Records:
(begin)

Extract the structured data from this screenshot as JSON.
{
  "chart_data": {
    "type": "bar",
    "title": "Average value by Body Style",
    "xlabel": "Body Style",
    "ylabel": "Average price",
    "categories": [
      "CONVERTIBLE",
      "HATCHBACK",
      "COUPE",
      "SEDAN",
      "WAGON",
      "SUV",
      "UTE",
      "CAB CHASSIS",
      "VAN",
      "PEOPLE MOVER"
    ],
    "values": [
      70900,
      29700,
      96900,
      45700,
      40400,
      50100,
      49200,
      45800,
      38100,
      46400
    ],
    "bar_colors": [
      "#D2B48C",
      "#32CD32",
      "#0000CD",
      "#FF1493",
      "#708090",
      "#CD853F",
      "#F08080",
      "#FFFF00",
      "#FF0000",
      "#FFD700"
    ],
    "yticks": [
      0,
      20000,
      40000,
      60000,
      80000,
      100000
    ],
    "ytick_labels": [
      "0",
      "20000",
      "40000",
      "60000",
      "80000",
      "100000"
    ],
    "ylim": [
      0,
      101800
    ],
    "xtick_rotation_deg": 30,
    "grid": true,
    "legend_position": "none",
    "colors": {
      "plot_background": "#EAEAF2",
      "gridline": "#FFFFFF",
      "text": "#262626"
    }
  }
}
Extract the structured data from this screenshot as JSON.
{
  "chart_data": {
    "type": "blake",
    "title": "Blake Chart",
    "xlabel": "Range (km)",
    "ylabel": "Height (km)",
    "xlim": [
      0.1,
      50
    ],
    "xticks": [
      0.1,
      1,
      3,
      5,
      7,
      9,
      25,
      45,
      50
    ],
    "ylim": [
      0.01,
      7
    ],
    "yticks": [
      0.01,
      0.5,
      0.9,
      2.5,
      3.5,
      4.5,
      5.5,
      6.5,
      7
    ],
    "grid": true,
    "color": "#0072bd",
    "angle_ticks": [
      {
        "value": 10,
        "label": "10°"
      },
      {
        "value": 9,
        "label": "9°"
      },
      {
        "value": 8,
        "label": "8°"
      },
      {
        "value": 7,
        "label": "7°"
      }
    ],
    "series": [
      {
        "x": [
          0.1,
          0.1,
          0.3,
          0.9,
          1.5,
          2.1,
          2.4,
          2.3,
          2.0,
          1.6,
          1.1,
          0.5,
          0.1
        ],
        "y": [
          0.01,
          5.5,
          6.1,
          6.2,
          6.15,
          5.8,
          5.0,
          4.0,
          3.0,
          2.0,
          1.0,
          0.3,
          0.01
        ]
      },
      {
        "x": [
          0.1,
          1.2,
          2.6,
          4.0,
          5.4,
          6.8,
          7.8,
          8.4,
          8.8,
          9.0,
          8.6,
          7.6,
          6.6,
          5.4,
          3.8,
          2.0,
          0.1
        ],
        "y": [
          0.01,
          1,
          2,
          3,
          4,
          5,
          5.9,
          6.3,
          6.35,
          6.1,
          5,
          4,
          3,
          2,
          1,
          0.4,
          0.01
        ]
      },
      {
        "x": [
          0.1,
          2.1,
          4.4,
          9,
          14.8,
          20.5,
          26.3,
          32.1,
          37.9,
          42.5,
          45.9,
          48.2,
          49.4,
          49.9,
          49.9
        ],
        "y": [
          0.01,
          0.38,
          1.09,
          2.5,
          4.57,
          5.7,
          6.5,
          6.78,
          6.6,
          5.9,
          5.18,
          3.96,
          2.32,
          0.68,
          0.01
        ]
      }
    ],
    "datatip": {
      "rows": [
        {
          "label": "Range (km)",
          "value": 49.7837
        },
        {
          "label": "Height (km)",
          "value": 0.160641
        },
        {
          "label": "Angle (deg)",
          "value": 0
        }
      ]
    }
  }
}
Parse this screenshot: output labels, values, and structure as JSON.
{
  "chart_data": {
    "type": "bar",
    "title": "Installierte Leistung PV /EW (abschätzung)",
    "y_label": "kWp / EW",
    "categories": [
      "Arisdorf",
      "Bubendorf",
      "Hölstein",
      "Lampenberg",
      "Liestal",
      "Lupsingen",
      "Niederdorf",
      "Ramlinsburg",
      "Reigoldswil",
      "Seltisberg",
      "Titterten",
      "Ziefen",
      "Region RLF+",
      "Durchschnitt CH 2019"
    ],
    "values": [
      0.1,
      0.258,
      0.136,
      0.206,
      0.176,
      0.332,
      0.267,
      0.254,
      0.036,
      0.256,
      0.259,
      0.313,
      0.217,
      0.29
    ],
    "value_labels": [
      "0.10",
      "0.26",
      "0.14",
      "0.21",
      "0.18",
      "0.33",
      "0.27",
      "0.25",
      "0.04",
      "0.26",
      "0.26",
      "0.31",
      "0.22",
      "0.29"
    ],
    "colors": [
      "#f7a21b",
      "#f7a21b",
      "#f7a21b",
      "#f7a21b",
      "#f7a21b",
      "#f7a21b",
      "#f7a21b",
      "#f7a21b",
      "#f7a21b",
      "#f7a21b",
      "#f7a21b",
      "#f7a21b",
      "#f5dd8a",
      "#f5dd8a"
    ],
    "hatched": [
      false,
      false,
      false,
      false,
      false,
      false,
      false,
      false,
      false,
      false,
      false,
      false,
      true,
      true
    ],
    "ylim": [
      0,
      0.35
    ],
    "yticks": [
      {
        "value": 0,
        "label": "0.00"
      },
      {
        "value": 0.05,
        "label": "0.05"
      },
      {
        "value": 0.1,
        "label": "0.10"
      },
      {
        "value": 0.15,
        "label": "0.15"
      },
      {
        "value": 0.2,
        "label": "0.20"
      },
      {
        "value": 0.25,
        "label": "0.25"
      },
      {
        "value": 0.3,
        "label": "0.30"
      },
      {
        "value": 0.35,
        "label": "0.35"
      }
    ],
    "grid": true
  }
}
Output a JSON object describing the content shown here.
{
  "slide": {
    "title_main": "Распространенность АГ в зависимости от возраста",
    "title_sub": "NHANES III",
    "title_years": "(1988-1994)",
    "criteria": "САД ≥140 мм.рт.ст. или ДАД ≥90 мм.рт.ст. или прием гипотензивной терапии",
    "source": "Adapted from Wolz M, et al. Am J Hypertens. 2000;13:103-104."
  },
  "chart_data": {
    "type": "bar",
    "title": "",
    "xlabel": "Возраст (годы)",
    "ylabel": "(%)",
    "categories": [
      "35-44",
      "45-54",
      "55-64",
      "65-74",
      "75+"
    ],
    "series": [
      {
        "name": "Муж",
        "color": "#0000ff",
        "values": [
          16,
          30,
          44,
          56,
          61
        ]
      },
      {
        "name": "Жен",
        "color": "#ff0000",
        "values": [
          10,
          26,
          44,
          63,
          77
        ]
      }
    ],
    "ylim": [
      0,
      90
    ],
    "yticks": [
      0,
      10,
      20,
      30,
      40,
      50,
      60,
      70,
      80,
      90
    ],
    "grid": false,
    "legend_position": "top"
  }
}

(end)

Written problem:
Every line containing the string "xlabel" must be listed.

Completed exercise:
    "xlabel": "Body Style",
    "xlabel": "Range (km)",
    "xlabel": "Возраст (годы)",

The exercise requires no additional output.